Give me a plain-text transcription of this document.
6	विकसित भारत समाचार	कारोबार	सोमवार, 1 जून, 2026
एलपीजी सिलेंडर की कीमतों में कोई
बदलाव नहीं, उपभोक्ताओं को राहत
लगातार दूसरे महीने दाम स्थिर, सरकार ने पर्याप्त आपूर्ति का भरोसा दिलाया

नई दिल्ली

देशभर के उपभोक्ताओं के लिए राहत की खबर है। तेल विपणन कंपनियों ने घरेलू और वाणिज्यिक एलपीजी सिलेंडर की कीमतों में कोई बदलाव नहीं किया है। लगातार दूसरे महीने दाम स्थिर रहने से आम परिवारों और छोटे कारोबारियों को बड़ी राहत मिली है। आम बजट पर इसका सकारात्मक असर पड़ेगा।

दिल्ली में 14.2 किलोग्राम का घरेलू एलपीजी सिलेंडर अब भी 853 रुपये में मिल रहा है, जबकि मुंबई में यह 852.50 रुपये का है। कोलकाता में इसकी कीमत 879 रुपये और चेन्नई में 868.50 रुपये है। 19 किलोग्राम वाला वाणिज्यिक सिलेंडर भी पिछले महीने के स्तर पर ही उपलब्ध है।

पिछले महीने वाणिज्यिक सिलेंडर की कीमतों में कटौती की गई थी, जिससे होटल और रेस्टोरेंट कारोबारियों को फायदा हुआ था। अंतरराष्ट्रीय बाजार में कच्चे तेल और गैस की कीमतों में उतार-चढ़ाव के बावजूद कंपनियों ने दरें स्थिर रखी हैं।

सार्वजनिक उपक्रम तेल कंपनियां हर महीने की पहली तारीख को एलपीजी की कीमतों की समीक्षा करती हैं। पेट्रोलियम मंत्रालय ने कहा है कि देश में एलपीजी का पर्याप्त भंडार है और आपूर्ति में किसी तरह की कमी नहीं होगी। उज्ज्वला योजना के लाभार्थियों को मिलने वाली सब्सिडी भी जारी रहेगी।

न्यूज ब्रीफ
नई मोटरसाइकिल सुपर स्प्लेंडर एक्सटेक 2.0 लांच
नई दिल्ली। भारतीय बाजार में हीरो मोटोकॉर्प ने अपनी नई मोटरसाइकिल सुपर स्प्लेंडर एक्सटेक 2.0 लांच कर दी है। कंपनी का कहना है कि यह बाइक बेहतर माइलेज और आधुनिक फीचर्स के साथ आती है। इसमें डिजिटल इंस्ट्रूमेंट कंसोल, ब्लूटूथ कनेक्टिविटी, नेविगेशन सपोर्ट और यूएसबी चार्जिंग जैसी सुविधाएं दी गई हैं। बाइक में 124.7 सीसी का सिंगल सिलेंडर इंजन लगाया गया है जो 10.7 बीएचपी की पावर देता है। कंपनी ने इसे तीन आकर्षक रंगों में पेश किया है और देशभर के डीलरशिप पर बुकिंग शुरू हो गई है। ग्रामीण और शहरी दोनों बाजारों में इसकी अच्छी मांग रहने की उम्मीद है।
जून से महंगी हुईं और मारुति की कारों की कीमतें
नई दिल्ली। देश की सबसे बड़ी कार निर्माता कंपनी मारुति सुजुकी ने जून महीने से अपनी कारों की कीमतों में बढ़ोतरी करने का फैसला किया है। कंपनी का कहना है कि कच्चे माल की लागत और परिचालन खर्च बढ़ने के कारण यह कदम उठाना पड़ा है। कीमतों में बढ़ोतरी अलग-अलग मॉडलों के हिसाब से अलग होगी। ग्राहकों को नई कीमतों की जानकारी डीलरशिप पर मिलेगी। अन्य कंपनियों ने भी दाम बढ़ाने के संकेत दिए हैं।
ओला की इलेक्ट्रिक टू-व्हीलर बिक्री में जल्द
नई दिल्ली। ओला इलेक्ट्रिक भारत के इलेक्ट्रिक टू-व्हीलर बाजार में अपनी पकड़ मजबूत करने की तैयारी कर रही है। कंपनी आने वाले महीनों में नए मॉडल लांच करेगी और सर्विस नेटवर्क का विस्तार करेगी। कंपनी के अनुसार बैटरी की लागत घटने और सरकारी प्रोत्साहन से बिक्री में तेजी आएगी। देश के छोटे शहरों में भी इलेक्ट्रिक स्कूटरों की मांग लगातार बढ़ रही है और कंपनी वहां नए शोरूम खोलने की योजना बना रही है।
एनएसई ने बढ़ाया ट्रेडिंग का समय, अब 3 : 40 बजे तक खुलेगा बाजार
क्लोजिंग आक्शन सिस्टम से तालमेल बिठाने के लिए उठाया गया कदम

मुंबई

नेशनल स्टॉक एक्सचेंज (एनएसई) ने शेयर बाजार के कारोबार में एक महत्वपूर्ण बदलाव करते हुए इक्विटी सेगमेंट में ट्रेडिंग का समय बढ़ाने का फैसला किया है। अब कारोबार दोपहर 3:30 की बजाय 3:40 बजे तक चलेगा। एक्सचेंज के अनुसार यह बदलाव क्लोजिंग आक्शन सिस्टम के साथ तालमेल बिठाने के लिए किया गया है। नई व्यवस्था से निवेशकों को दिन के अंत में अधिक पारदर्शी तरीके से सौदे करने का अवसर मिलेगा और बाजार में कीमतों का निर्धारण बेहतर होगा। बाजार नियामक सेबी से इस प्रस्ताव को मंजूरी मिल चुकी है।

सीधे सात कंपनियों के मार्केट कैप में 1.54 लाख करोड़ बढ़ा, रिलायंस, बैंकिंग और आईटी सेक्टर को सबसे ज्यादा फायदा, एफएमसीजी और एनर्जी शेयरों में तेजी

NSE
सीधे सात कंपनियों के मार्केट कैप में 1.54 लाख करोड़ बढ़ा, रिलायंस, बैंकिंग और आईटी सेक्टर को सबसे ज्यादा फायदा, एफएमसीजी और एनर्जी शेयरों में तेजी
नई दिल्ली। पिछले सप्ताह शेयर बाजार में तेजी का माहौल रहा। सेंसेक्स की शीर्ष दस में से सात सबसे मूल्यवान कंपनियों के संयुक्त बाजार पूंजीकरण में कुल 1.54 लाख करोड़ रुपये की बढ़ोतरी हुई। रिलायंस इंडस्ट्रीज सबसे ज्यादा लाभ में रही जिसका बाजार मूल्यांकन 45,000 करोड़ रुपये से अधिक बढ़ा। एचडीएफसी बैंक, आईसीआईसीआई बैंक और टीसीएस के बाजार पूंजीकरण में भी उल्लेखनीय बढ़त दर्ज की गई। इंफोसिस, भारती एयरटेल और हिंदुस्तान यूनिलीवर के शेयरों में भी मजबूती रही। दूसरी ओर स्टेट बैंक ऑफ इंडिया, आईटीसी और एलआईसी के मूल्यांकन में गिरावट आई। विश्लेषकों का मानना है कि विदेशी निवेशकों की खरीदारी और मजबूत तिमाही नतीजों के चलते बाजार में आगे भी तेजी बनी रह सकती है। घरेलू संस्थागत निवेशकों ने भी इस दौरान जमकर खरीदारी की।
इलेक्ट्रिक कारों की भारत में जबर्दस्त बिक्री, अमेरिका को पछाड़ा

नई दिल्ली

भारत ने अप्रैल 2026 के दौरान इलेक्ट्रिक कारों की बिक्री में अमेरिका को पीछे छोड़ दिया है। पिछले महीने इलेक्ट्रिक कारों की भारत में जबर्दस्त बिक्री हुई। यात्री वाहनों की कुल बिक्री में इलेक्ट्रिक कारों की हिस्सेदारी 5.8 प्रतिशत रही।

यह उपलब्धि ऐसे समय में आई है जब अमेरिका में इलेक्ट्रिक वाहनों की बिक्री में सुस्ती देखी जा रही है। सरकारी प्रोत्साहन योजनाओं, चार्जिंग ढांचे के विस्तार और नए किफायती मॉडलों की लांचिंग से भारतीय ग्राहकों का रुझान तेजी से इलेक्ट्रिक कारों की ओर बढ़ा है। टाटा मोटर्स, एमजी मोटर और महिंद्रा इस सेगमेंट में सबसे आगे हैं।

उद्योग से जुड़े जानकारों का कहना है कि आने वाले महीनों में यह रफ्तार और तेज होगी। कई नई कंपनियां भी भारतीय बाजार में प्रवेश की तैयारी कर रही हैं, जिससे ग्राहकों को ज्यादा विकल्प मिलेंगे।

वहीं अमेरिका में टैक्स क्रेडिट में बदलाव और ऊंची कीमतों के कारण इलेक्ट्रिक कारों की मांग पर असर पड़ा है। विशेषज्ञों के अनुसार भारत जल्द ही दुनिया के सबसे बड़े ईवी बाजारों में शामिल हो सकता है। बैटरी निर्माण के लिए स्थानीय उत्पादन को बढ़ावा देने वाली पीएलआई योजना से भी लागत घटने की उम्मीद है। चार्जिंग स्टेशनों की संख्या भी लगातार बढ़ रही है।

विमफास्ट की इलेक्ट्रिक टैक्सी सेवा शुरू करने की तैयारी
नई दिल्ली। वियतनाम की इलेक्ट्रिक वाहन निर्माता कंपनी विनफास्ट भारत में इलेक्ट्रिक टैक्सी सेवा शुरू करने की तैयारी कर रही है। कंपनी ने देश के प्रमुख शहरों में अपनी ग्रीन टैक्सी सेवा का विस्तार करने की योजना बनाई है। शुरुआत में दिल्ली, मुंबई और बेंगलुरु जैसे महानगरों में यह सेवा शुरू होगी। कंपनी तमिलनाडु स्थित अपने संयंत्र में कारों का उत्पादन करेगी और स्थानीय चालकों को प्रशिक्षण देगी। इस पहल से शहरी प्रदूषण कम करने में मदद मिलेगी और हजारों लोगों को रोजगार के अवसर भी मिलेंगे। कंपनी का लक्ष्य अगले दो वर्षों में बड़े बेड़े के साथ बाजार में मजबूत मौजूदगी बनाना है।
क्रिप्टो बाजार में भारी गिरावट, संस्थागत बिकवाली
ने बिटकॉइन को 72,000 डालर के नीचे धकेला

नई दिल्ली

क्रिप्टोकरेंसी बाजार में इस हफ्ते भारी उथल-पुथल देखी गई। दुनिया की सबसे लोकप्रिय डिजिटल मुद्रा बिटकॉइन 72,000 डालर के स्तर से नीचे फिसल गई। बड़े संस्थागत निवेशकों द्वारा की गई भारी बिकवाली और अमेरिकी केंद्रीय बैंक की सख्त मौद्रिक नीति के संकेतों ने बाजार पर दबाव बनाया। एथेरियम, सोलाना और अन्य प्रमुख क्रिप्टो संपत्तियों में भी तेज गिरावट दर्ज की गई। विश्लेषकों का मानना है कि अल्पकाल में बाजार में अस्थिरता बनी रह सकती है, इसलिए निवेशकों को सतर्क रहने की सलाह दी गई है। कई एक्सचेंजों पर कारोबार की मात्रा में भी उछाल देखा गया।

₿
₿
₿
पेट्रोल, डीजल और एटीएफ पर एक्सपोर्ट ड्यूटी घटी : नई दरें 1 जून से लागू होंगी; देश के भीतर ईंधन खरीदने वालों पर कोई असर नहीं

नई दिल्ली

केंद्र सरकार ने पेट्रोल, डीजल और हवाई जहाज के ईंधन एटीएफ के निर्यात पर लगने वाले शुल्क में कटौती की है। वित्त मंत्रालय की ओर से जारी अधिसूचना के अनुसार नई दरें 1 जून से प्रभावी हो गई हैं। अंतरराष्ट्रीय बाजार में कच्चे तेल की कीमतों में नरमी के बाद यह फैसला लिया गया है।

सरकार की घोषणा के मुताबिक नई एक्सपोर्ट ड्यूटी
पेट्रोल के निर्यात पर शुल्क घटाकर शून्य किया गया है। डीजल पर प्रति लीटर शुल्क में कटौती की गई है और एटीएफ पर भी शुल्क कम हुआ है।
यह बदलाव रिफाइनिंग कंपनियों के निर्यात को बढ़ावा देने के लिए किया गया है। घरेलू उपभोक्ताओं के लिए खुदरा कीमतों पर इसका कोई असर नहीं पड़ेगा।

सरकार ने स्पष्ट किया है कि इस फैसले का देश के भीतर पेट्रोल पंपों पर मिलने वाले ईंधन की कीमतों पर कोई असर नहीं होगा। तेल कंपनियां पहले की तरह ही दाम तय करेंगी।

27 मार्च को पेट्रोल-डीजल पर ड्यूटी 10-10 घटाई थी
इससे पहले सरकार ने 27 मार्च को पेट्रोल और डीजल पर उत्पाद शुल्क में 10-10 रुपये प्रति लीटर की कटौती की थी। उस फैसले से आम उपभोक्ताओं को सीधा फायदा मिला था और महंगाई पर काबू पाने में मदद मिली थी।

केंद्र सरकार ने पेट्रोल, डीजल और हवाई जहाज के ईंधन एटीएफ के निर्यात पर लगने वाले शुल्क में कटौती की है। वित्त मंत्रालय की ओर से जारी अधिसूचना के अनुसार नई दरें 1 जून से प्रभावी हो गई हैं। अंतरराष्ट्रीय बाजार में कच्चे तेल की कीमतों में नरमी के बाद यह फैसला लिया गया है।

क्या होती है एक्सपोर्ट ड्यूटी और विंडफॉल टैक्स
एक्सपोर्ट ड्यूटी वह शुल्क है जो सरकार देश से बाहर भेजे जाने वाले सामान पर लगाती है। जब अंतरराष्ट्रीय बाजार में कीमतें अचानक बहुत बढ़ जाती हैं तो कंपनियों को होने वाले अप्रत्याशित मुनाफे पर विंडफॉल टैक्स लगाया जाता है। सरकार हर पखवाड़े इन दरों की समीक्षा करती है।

----

- _Short exercise_
Look through the material above. Copy each line where the word "उपलब" appears.

- _Full response_
दिल्ली में 14.2 किलोग्राम का घरेलू एलपीजी सिलेंडर अब भी 853 रुपये में मिल रहा है, जबकि मुंबई में यह 852.50 रुपये का है। कोलकाता में इसकी कीमत 879 रुपये और चेन्नई में 868.50 रुपये है। 19 किलोग्राम वाला वाणिज्यिक सिलेंडर भी पिछले महीने के स्तर पर ही उपलब्ध है।
यह उपलब्धि ऐसे समय में आई है जब अमेरिका में इलेक्ट्रिक वाहनों की बिक्री में सुस्ती देखी जा रही है। सरकारी प्रोत्साहन योजनाओं, चार्जिंग ढांचे के विस्तार और नए किफायती मॉडलों की लांचिंग से भारतीय ग्राहकों का रुझान तेजी से इलेक्ट्रिक कारों की ओर बढ़ा है। टाटा मोटर्स, एमजी मोटर और महिंद्रा इस सेगमेंट में सबसे आगे हैं।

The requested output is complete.